## ENTRIES PROVIDED
Begin
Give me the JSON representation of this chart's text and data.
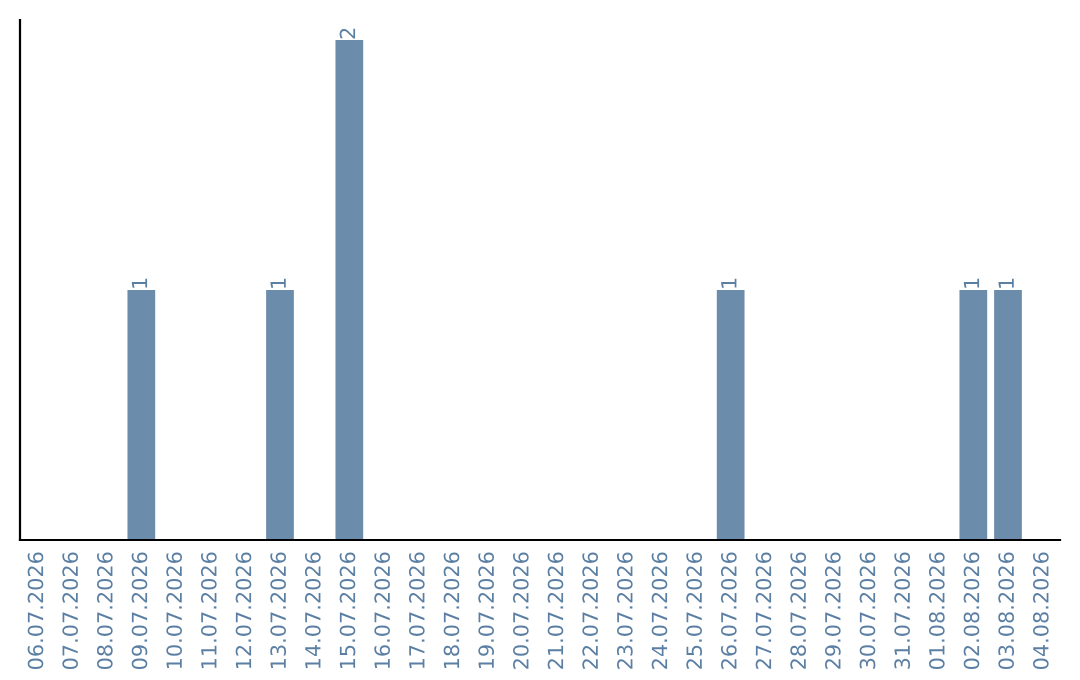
{
  "chart_data": {
    "type": "bar",
    "categories": [
      "06.07.2026",
      "07.07.2026",
      "08.07.2026",
      "09.07.2026",
      "10.07.2026",
      "11.07.2026",
      "12.07.2026",
      "13.07.2026",
      "14.07.2026",
      "15.07.2026",
      "16.07.2026",
      "17.07.2026",
      "18.07.2026",
      "19.07.2026",
      "20.07.2026",
      "21.07.2026",
      "22.07.2026",
      "23.07.2026",
      "24.07.2026",
      "25.07.2026",
      "26.07.2026",
      "27.07.2026",
      "28.07.2026",
      "29.07.2026",
      "30.07.2026",
      "31.07.2026",
      "01.08.2026",
      "02.08.2026",
      "03.08.2026",
      "04.08.2026"
    ],
    "values": [
      0,
      0,
      0,
      1,
      0,
      0,
      0,
      1,
      0,
      2,
      0,
      0,
      0,
      0,
      0,
      0,
      0,
      0,
      0,
      0,
      1,
      0,
      0,
      0,
      0,
      0,
      0,
      1,
      1,
      0
    ],
    "value_labels": [
      null,
      null,
      null,
      "1",
      null,
      null,
      null,
      "1",
      null,
      "2",
      null,
      null,
      null,
      null,
      null,
      null,
      null,
      null,
      null,
      null,
      "1",
      null,
      null,
      null,
      null,
      null,
      null,
      "1",
      "1",
      null
    ],
    "color": "#6b8cab",
    "grid": false,
    "legend": false
  }
}
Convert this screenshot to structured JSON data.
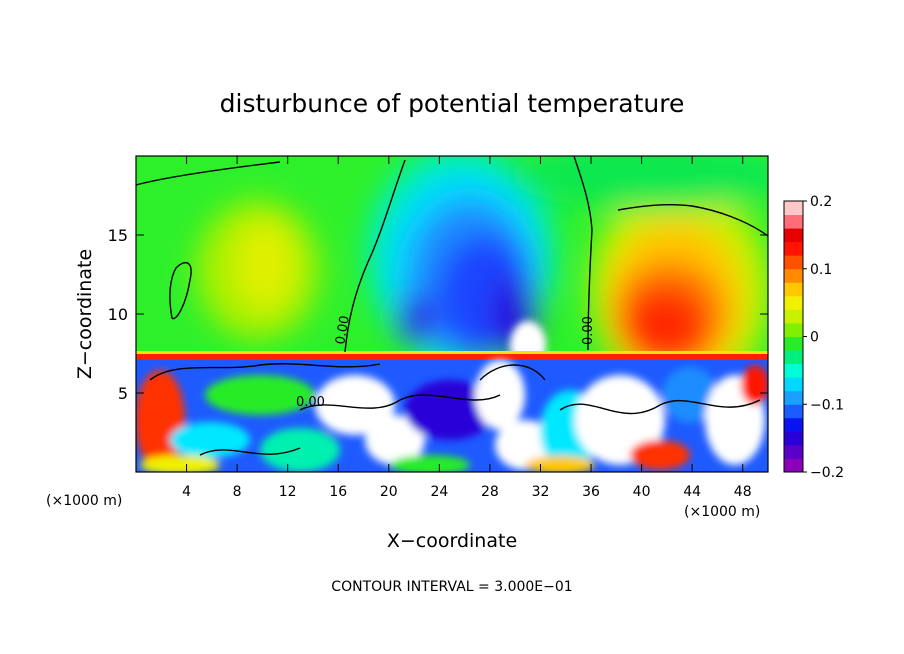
{
  "chart_data": {
    "type": "heatmap",
    "title": "disturbunce of potential temperature",
    "xlabel": "X−coordinate",
    "ylabel": "Z−coordinate",
    "x_unit_left": "(×1000 m)",
    "x_unit_right": "(×1000 m)",
    "footer": "CONTOUR INTERVAL = 3.000E−01",
    "xlim": [
      0,
      50
    ],
    "ylim": [
      0,
      20
    ],
    "x_ticks": [
      4,
      8,
      12,
      16,
      20,
      24,
      28,
      32,
      36,
      40,
      44,
      48
    ],
    "x_tick_labels": [
      "4",
      "8",
      "12",
      "16",
      "20",
      "24",
      "28",
      "32",
      "36",
      "40",
      "44",
      "48"
    ],
    "y_ticks": [
      5,
      10,
      15
    ],
    "y_tick_labels": [
      "5",
      "10",
      "15"
    ],
    "colorbar": {
      "range": [
        -0.2,
        0.2
      ],
      "ticks": [
        0.2,
        0.1,
        0,
        -0.1,
        -0.2
      ],
      "tick_labels": [
        "0.2",
        "0.1",
        "0",
        "−0.1",
        "−0.2"
      ],
      "colors": [
        "#8b00b8",
        "#5a00c8",
        "#2a00d8",
        "#0a14f0",
        "#1a5cff",
        "#1aa0ff",
        "#00d8ff",
        "#00fcd8",
        "#00f080",
        "#28ec28",
        "#80f000",
        "#c8f000",
        "#f0f000",
        "#ffc800",
        "#ff8c00",
        "#ff5000",
        "#ff1400",
        "#e60000",
        "#ff6e78",
        "#ffc8c8"
      ]
    },
    "contour_labels": [
      "0.00",
      "0.00",
      "0.00"
    ],
    "stable_layer_z": 7.2
  }
}
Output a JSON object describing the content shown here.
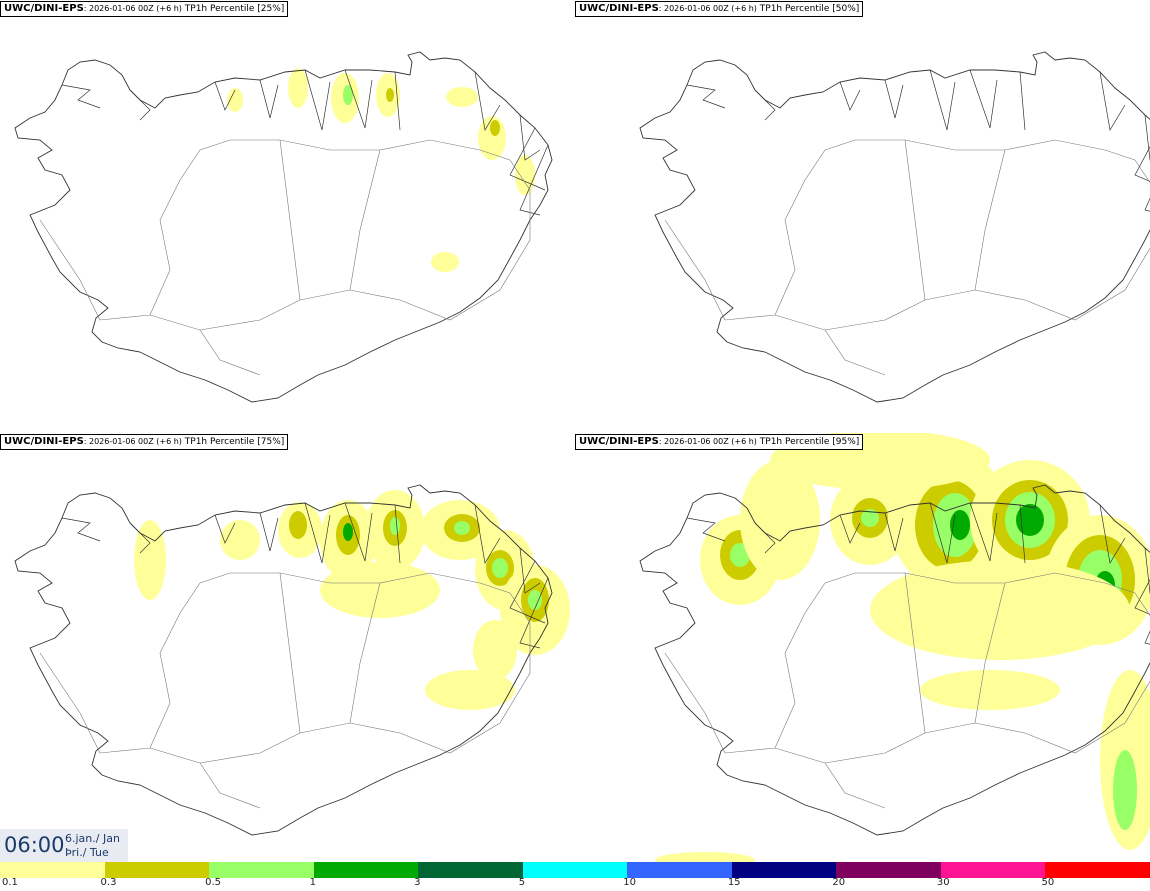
End
## PROBLEM TO WORK ON
Any pictures should be dropped; transcribe the rest of the records above exactly.

## TASK RESULT
Give me the JSON representation of this chart's text and data.
{
  "chart_data": {
    "type": "bar",
    "categories": [
      "06.07.2026",
      "07.07.2026",
      "08.07.2026",
      "09.07.2026",
      "10.07.2026",
      "11.07.2026",
      "12.07.2026",
      "13.07.2026",
      "14.07.2026",
      "15.07.2026",
      "16.07.2026",
      "17.07.2026",
      "18.07.2026",
      "19.07.2026",
      "20.07.2026",
      "21.07.2026",
      "22.07.2026",
      "23.07.2026",
      "24.07.2026",
      "25.07.2026",
      "26.07.2026",
      "27.07.2026",
      "28.07.2026",
      "29.07.2026",
      "30.07.2026",
      "31.07.2026",
      "01.08.2026",
      "02.08.2026",
      "03.08.2026",
      "04.08.2026"
    ],
    "values": [
      0,
      0,
      0,
      1,
      0,
      0,
      0,
      1,
      0,
      2,
      0,
      0,
      0,
      0,
      0,
      0,
      0,
      0,
      0,
      0,
      1,
      0,
      0,
      0,
      0,
      0,
      0,
      1,
      1,
      0
    ],
    "value_labels": [
      null,
      null,
      null,
      "1",
      null,
      null,
      null,
      "1",
      null,
      "2",
      null,
      null,
      null,
      null,
      null,
      null,
      null,
      null,
      null,
      null,
      "1",
      null,
      null,
      null,
      null,
      null,
      null,
      "1",
      "1",
      null
    ],
    "color": "#6b8cab",
    "grid": false,
    "legend": false
  }
}
Convert this screenshot to structured JSON data.
{
  "chart_data": {
    "type": "heatmap",
    "title": "disturbunce of potential temperature",
    "xlabel": "X−coordinate",
    "ylabel": "Z−coordinate",
    "x_unit_left": "(×1000 m)",
    "x_unit_right": "(×1000 m)",
    "footer": "CONTOUR INTERVAL = 3.000E−01",
    "xlim": [
      0,
      50
    ],
    "ylim": [
      0,
      20
    ],
    "x_ticks": [
      4,
      8,
      12,
      16,
      20,
      24,
      28,
      32,
      36,
      40,
      44,
      48
    ],
    "x_tick_labels": [
      "4",
      "8",
      "12",
      "16",
      "20",
      "24",
      "28",
      "32",
      "36",
      "40",
      "44",
      "48"
    ],
    "y_ticks": [
      5,
      10,
      15
    ],
    "y_tick_labels": [
      "5",
      "10",
      "15"
    ],
    "colorbar": {
      "range": [
        -0.2,
        0.2
      ],
      "ticks": [
        0.2,
        0.1,
        0,
        -0.1,
        -0.2
      ],
      "tick_labels": [
        "0.2",
        "0.1",
        "0",
        "−0.1",
        "−0.2"
      ],
      "colors": [
        "#8b00b8",
        "#5a00c8",
        "#2a00d8",
        "#0a14f0",
        "#1a5cff",
        "#1aa0ff",
        "#00d8ff",
        "#00fcd8",
        "#00f080",
        "#28ec28",
        "#80f000",
        "#c8f000",
        "#f0f000",
        "#ffc800",
        "#ff8c00",
        "#ff5000",
        "#ff1400",
        "#e60000",
        "#ff6e78",
        "#ffc8c8"
      ]
    },
    "contour_labels": [
      "0.00",
      "0.00",
      "0.00"
    ],
    "stable_layer_z": 7.2
  }
}
Output a JSON object describing the content shown here.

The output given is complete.